■ **SET TASK 1**
List the building blocks that the interview about Looker and Malloy says the semantic model now covers.
■ **SET TASK 2**
In the interview about Looker and Malloy, what kind of pricing is given as the reason Looker is so expensive?

■ **SOURCE EXCERPT**
Our focus was to make the data developer as efficient as you can possibly make them and turn them into the hero in the company. If we can make the data person successful in the organization and actually give sight to the rest of the organization there, that person's career is going to change and they're going to pay whatever we ask for. So Looker is notoriously expensive, right? The reason is that we were doing value based pricing. We would walk into a company, in a couple of hours, we would set it up, connect to whatever their main transactional table was, then ask them what they wanted to know. Then in the sales call being able to show them the answers to their own data, that would just turn everybody on. They would go, “wow, I get it.” Then we would let it run for a while and then people would start sending URLs around with, “look at this and look at that and look at that”. We would have engagement metrics on that and as soon as we had five or six people doing this, we would go, okay, now it's time to pay the price.
Michael (09:13)
Many of the challenges that you ran to Looker over time inspired this next phase. Tell me a little bit about the evolution for how we got from Looker to now.
Lloyd (09:31)
Looker is designed to create a visual interface to data for real time transactional stuff so you can understand it or analytical stuff. It changes the relationship of data. So the normal relationship of data is that engineer produces a data pipeline, data analyst takes the output from the pipeline and produces reports, and the consumer looks at the reports, right? Then they have another question and then it goes back to the analyst and they rework, they get in line, rework the reports and this changes that relationship. It changes how the analyst builds the semantic model and then can actually just send URLs to the people and the people can self explore the results. So that's all visual, right? That's all in the UI. So data scientists didn't like Looker very much. Data engineers don't like Looker very much because the visual is the end state of the data. It's great if you're looking for something or you're trying to do an investigation, but we haven't worked our way down the stack. Everybody is still transforming their data with SQL. Data scientists are using SQL to do transformation. How can we address them? So we realized that the semantic model is right - dimensions and measures. Looker stored their reports in databases, which was a huge mistake. You want that in the semantic models. So we spend all this time trying to figure out how to validate that the fields that are referenced in the reports are still in the semantic model. And when the semantic model changes, the reports break. So we put all of the reports in the semantic model itself in terms of views as building blocks. We now have a semantic model for the dimensions, measures, joins - the building blocks. Then we have a very simplified language for writing very complicated queries. So the semantic model describes your data and then transformation is really simple.
Michael (11:40)
What's the macro trend? You talked about when Redshift came out you thought, okay, we win. It is clear running MapReduce on Hadoop clusters is not the way that companies are going to make sense of their data. What do you feel is the kind of macro trend that Malloy might ride that makes you say, okay Malloy wins?
Lloyd (12:05)
There are things that we haven't done yet that we want to do. We’re still experimental, we're still early.
The data is everywhere and federating data is really hard, and every different SQL engine has very different semantics. To do anything besides a simple group by aggregate is hard. Arrays in every single dialect do not look at all like one another, un-nesting does not look at all like anything else. So the basic window functions and operations on a normal rectangle are the same, but everything else is different. We think that there’s an opportunity from Malloy to unify that. They're all coming to the same conclusion because they're all building the same feature, they’re just all building them very differently. So I think we have an opportunity here at Malloy to actually unify that.

■ **STORED ROWS**
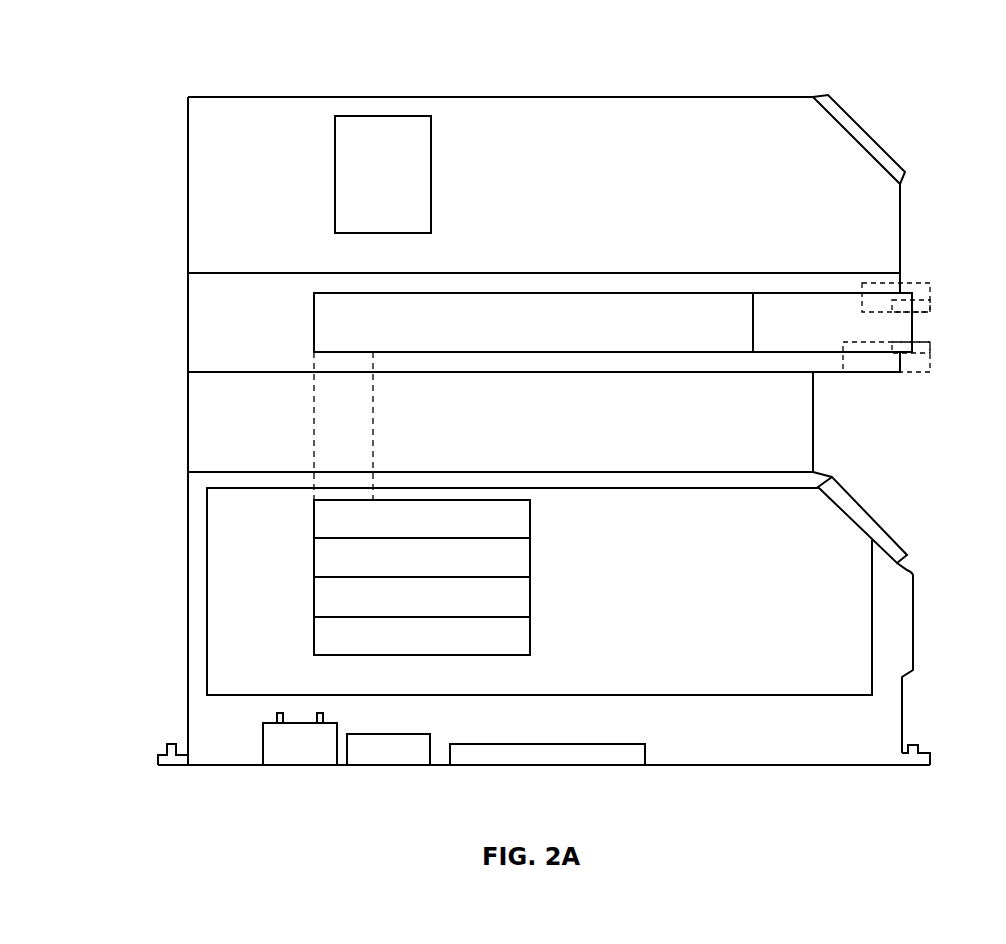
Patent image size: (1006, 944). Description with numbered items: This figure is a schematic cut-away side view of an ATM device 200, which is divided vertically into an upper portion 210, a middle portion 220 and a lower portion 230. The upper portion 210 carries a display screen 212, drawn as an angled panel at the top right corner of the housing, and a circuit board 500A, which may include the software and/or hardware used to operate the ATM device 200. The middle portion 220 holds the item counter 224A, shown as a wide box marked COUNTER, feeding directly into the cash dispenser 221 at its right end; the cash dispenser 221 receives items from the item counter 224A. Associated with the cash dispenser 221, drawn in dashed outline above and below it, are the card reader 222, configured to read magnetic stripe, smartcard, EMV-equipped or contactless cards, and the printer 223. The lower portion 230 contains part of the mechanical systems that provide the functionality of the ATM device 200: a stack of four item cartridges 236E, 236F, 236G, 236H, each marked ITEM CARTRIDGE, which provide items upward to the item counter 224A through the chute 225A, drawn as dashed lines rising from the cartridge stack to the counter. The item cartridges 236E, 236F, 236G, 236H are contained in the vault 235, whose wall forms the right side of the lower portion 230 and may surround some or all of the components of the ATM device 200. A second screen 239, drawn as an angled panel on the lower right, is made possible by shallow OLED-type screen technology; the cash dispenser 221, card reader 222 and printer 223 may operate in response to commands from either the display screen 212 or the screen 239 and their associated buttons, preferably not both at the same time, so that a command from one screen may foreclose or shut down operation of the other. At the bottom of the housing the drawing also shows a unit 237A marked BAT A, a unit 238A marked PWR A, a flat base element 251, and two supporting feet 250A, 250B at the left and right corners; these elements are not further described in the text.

The ATM device 200 is at (502, 400).
The upper portion 210 is at (188, 118).
The middle portion 220 is at (188, 315).
The lower portion 230 is at (187, 547).
The display screen 212 is at (867, 132).
The circuit board 500A is at (383, 115).
The item counter 224A is at (313, 313).
The cash dispenser 221 is at (913, 330).
The card reader 222 is at (917, 287).
The printer 223 is at (917, 353).
The chute 225A is at (313, 367).
The item cartridge 236E is at (314, 520).
The item cartridge 236F is at (314, 559).
The item cartridge 236G is at (314, 598).
The item cartridge 236H is at (314, 637).
The screen 239 is at (853, 520).
The vault 235 is at (872, 600).
The battery 237A is at (263, 738).
The power supply 238A is at (382, 734).
The base plate 251 is at (548, 743).
The left foot 250A is at (178, 766).
The right foot 250B is at (913, 767).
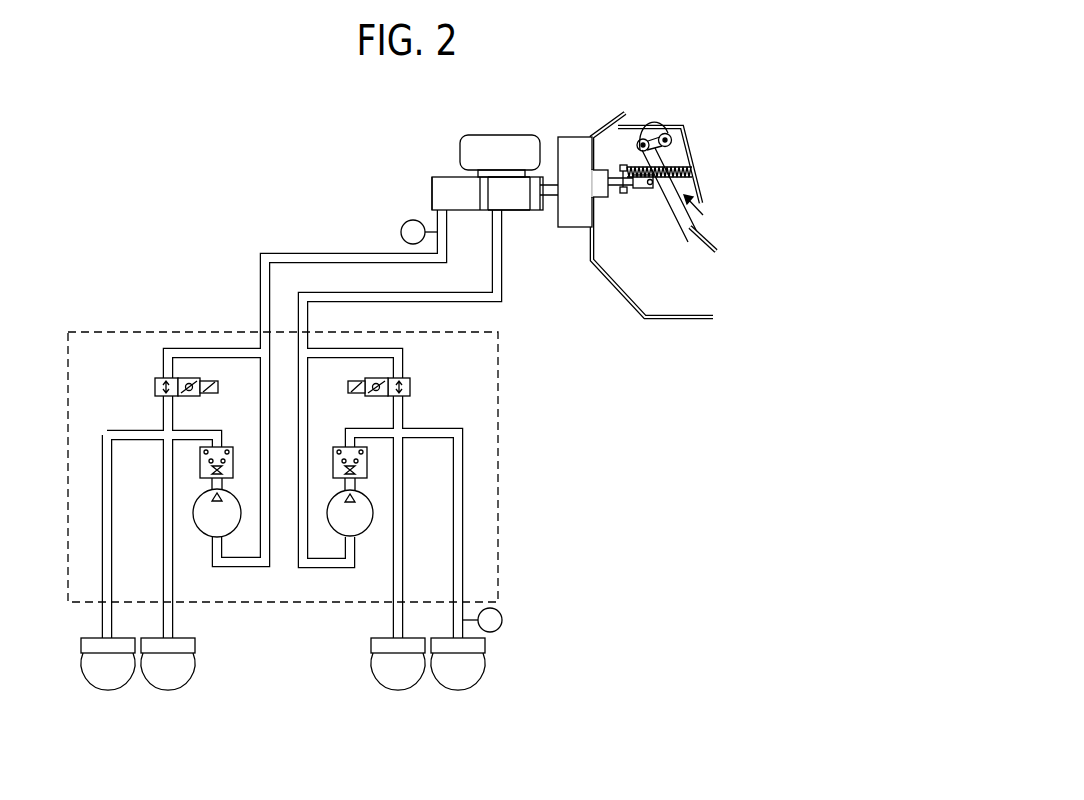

■ **TASK ANSWER 1**
Dimensions, measures, joins

■ **TASK ANSWER 2**
Value-based pricing.